**Records to process:**
○ ○ ○ ○ ○

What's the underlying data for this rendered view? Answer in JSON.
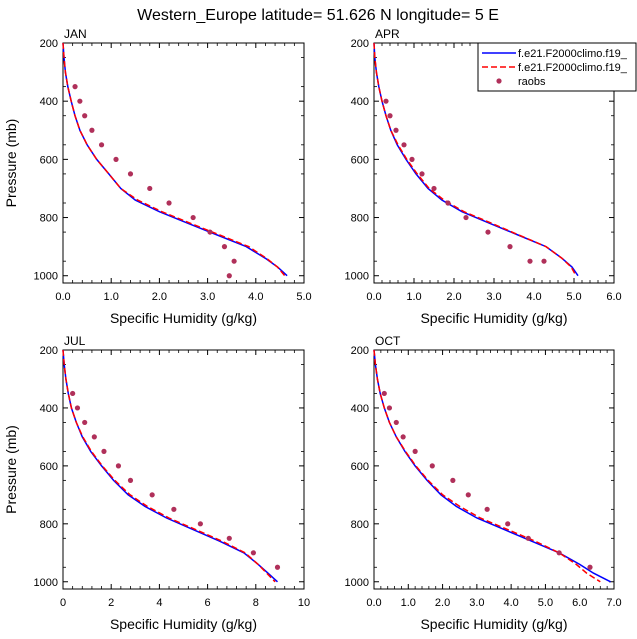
{
  "figure_title": "Western_Europe  latitude= 51.626 N longitude= 5 E",
  "legend": {
    "entries": [
      {
        "label": "f.e21.F2000climo.f19_",
        "color": "#0000ff",
        "style": "solid"
      },
      {
        "label": "f.e21.F2000climo.f19_",
        "color": "#ff0000",
        "style": "dashed"
      },
      {
        "label": "raobs",
        "color": "#b0305a",
        "style": "marker"
      }
    ]
  },
  "chart_data": [
    {
      "type": "line",
      "panel": "JAN",
      "xlabel": "Specific Humidity (g/kg)",
      "ylabel": "Pressure (mb)",
      "xlim": [
        0,
        5
      ],
      "ylim": [
        200,
        1025
      ],
      "xticks": [
        "0.0",
        "1.0",
        "2.0",
        "3.0",
        "4.0",
        "5.0"
      ],
      "yticks": [
        "200",
        "400",
        "600",
        "800",
        "1000"
      ],
      "series": [
        {
          "name": "f.e21.F2000climo.f19_",
          "color": "#0000ff",
          "style": "solid",
          "x": [
            0.0,
            0.02,
            0.05,
            0.1,
            0.17,
            0.25,
            0.35,
            0.5,
            0.7,
            0.95,
            1.2,
            1.5,
            2.0,
            2.6,
            3.2,
            3.8,
            4.2,
            4.45,
            4.65
          ],
          "y": [
            200,
            250,
            300,
            350,
            400,
            450,
            500,
            550,
            600,
            650,
            700,
            740,
            780,
            820,
            860,
            900,
            940,
            970,
            1000
          ]
        },
        {
          "name": "f.e21.F2000climo.f19_",
          "color": "#ff0000",
          "style": "dashed",
          "x": [
            0.0,
            0.02,
            0.05,
            0.1,
            0.17,
            0.25,
            0.35,
            0.5,
            0.7,
            0.95,
            1.2,
            1.55,
            2.05,
            2.65,
            3.25,
            3.85,
            4.22,
            4.45,
            4.6
          ],
          "y": [
            200,
            250,
            300,
            350,
            400,
            450,
            500,
            550,
            600,
            650,
            700,
            740,
            780,
            820,
            860,
            900,
            940,
            970,
            1000
          ]
        }
      ],
      "raobs": {
        "x": [
          0.25,
          0.35,
          0.45,
          0.6,
          0.8,
          1.1,
          1.4,
          1.8,
          2.2,
          2.7,
          3.05,
          3.35,
          3.55,
          3.45
        ],
        "y": [
          350,
          400,
          450,
          500,
          550,
          600,
          650,
          700,
          750,
          800,
          850,
          900,
          950,
          1000
        ]
      }
    },
    {
      "type": "line",
      "panel": "APR",
      "xlabel": "Specific Humidity (g/kg)",
      "ylabel": "",
      "xlim": [
        0,
        6
      ],
      "ylim": [
        200,
        1025
      ],
      "xticks": [
        "0.0",
        "1.0",
        "2.0",
        "3.0",
        "4.0",
        "5.0",
        "6.0"
      ],
      "yticks": [
        "200",
        "400",
        "600",
        "800",
        "1000"
      ],
      "series": [
        {
          "name": "f.e21.F2000climo.f19_",
          "color": "#0000ff",
          "style": "solid",
          "x": [
            0.0,
            0.02,
            0.06,
            0.12,
            0.2,
            0.3,
            0.42,
            0.58,
            0.8,
            1.05,
            1.35,
            1.7,
            2.2,
            2.9,
            3.6,
            4.3,
            4.7,
            4.95,
            5.1
          ],
          "y": [
            200,
            250,
            300,
            350,
            400,
            450,
            500,
            550,
            600,
            650,
            700,
            740,
            780,
            820,
            860,
            900,
            940,
            970,
            1000
          ]
        },
        {
          "name": "f.e21.F2000climo.f19_",
          "color": "#ff0000",
          "style": "dashed",
          "x": [
            0.0,
            0.02,
            0.06,
            0.12,
            0.2,
            0.3,
            0.42,
            0.6,
            0.82,
            1.08,
            1.38,
            1.75,
            2.25,
            2.95,
            3.62,
            4.3,
            4.7,
            4.93,
            5.05
          ],
          "y": [
            200,
            250,
            300,
            350,
            400,
            450,
            500,
            550,
            600,
            650,
            700,
            740,
            780,
            820,
            860,
            900,
            940,
            970,
            1000
          ]
        }
      ],
      "raobs": {
        "x": [
          0.3,
          0.4,
          0.55,
          0.75,
          0.95,
          1.2,
          1.5,
          1.85,
          2.3,
          2.85,
          3.4,
          3.9,
          4.25
        ],
        "y": [
          400,
          450,
          500,
          550,
          600,
          650,
          700,
          750,
          800,
          850,
          900,
          950,
          950
        ]
      }
    },
    {
      "type": "line",
      "panel": "JUL",
      "xlabel": "Specific Humidity (g/kg)",
      "ylabel": "Pressure (mb)",
      "xlim": [
        0,
        10
      ],
      "ylim": [
        200,
        1025
      ],
      "xticks": [
        "0",
        "2",
        "4",
        "6",
        "8",
        "10"
      ],
      "yticks": [
        "200",
        "400",
        "600",
        "800",
        "1000"
      ],
      "series": [
        {
          "name": "f.e21.F2000climo.f19_",
          "color": "#0000ff",
          "style": "solid",
          "x": [
            0.0,
            0.05,
            0.12,
            0.22,
            0.35,
            0.55,
            0.8,
            1.15,
            1.6,
            2.1,
            2.7,
            3.4,
            4.3,
            5.4,
            6.5,
            7.5,
            8.1,
            8.5,
            8.9
          ],
          "y": [
            200,
            250,
            300,
            350,
            400,
            450,
            500,
            550,
            600,
            650,
            700,
            740,
            780,
            820,
            860,
            900,
            940,
            970,
            1000
          ]
        },
        {
          "name": "f.e21.F2000climo.f19_",
          "color": "#ff0000",
          "style": "dashed",
          "x": [
            0.0,
            0.05,
            0.12,
            0.22,
            0.35,
            0.55,
            0.82,
            1.18,
            1.63,
            2.15,
            2.78,
            3.5,
            4.4,
            5.5,
            6.6,
            7.55,
            8.1,
            8.45,
            8.8
          ],
          "y": [
            200,
            250,
            300,
            350,
            400,
            450,
            500,
            550,
            600,
            650,
            700,
            740,
            780,
            820,
            860,
            900,
            940,
            970,
            1000
          ]
        }
      ],
      "raobs": {
        "x": [
          0.4,
          0.6,
          0.9,
          1.3,
          1.7,
          2.3,
          2.8,
          3.7,
          4.6,
          5.7,
          6.9,
          7.9,
          8.9
        ],
        "y": [
          350,
          400,
          450,
          500,
          550,
          600,
          650,
          700,
          750,
          800,
          850,
          900,
          950
        ]
      }
    },
    {
      "type": "line",
      "panel": "OCT",
      "xlabel": "Specific Humidity (g/kg)",
      "ylabel": "",
      "xlim": [
        0,
        7
      ],
      "ylim": [
        200,
        1025
      ],
      "xticks": [
        "0.0",
        "1.0",
        "2.0",
        "3.0",
        "4.0",
        "5.0",
        "6.0",
        "7.0"
      ],
      "yticks": [
        "200",
        "400",
        "600",
        "800",
        "1000"
      ],
      "series": [
        {
          "name": "f.e21.F2000climo.f19_",
          "color": "#0000ff",
          "style": "solid",
          "x": [
            0.0,
            0.04,
            0.1,
            0.18,
            0.3,
            0.45,
            0.65,
            0.9,
            1.2,
            1.55,
            1.95,
            2.4,
            3.0,
            3.8,
            4.6,
            5.4,
            6.0,
            6.4,
            6.9
          ],
          "y": [
            200,
            250,
            300,
            350,
            400,
            450,
            500,
            550,
            600,
            650,
            700,
            740,
            780,
            820,
            860,
            900,
            940,
            970,
            1000
          ]
        },
        {
          "name": "f.e21.F2000climo.f19_",
          "color": "#ff0000",
          "style": "dashed",
          "x": [
            0.0,
            0.04,
            0.1,
            0.18,
            0.3,
            0.45,
            0.65,
            0.92,
            1.22,
            1.58,
            2.0,
            2.5,
            3.1,
            3.9,
            4.7,
            5.4,
            5.9,
            6.2,
            6.6
          ],
          "y": [
            200,
            250,
            300,
            350,
            400,
            450,
            500,
            550,
            600,
            650,
            700,
            740,
            780,
            820,
            860,
            900,
            940,
            970,
            1000
          ]
        }
      ],
      "raobs": {
        "x": [
          0.3,
          0.45,
          0.65,
          0.85,
          1.2,
          1.7,
          2.3,
          2.75,
          3.3,
          3.9,
          4.5,
          5.4,
          6.3
        ],
        "y": [
          350,
          400,
          450,
          500,
          550,
          600,
          650,
          700,
          750,
          800,
          850,
          900,
          950
        ]
      }
    }
  ]
}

○ ○ ○ ○ ○

**Task objective:** Pull out all lines from the entries above in which the word "panel" appears.

**Expected answer:**
      "panel": "JAN",
      "panel": "APR",
      "panel": "JUL",
      "panel": "OCT",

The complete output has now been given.